**WHAT TO DO:** Tell how many lines in these records contain the string "العزيز", with only the number as the reply.

**DATA LISTING:**
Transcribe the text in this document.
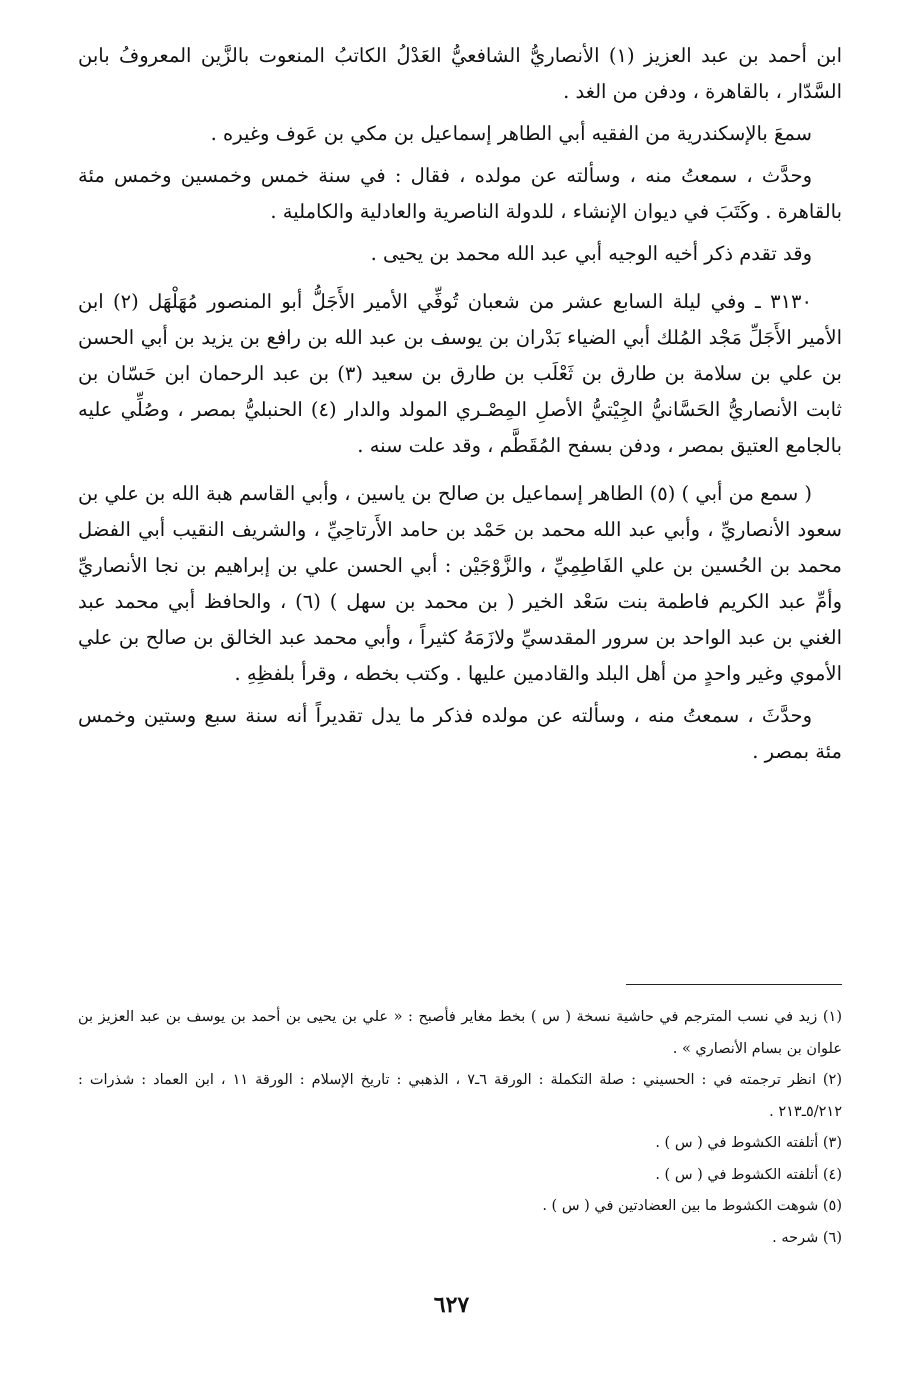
ابن أحمد بن عبد العزيز (١) الأنصاريُّ الشافعيُّ العَدْلُ الكاتبُ المنعوت بالزَّين المعروفُ بابن السَّدّار ، بالقاهرة ، ودفن من الغد .

سمعَ بالإسكندرية من الفقيه أبي الطاهر إسماعيل بن مكي بن عَوف وغيره .

وحدَّث ، سمعتُ منه ، وسألته عن مولده ، فقال : في سنة خمس وخمسين وخمس مئة بالقاهرة . وكَتَبَ في ديوان الإنشاء ، للدولة الناصرية والعادلية والكاملية .

وقد تقدم ذكر أخيه الوجيه أبي عبد الله محمد بن يحيى .

٣١٣٠ ـ وفي ليلة السابع عشر من شعبان تُوفِّي الأمير الأَجَلُّ أبو المنصور مُهَلْهَل (٢) ابن الأمير الأَجَلِّ مَجْد المُلك أبي الضياء بَدْران بن يوسف بن عبد الله بن رافع بن يزيد بن أبي الحسن بن علي بن سلامة بن طارق بن ثَعْلَب بن طارق بن سعيد (٣) بن عبد الرحمان ابن حَسّان بن ثابت الأنصاريُّ الحَسَّانيُّ الجِيْتيُّ الأصلِ المِصْـري المولد والدار (٤) الحنبليُّ بمصر ، وصُلِّي عليه بالجامع العتيق بمصر ، ودفن بسفح المُقَطَّم ، وقد علت سنه .

( سمع من أبي ) (٥) الطاهر إسماعيل بن صالح بن ياسين ، وأبي القاسم هبة الله بن علي بن سعود الأنصاريِّ ، وأبي عبد الله محمد بن حَمْد بن حامد الأَرتاحِيِّ ، والشريف النقيب أبي الفضل محمد بن الحُسين بن علي الفَاطِمِيِّ ، والزَّوْجَيْن : أبي الحسن علي بن إبراهيم بن نجا الأنصاريِّ وأمِّ عبد الكريم فاطمة بنت سَعْد الخير ( بن محمد بن سهل ) (٦) ، والحافظ أبي محمد عبد الغني بن عبد الواحد بن سرور المقدسيِّ ولازَمَهُ كثيراً ، وأبي محمد عبد الخالق بن صالح بن علي الأموي وغير واحدٍ من أهل البلد والقادمين عليها . وكتب بخطه ، وقرأ بلفظِهِ .

وحدَّثَ ، سمعتُ منه ، وسألته عن مولده فذكر ما يدل تقديراً أنه سنة سبع وستين وخمس مئة بمصر .

(١) زيد في نسب المترجم في حاشية نسخة ( س ) بخط مغاير فأصبح : « علي بن يحيى بن أحمد بن يوسف بن عبد العزيز بن علوان بن بسام الأنصاري » .

(٢) انظر ترجمته في : الحسيني : صلة التكملة : الورقة ٦ـ٧ ، الذهبي : تاريخ الإسلام : الورقة ١١ ، ابن العماد : شذرات : ٥/٢١٢ـ٢١٣ .

(٣) أتلفته الكشوط في ( س ) .

(٤) أتلفته الكشوط في ( س ) .

(٥) شوهت الكشوط ما بين العضادتين في ( س ) .

(٦) شرحه .

٦٢٧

**TASK OUTPUT:** 2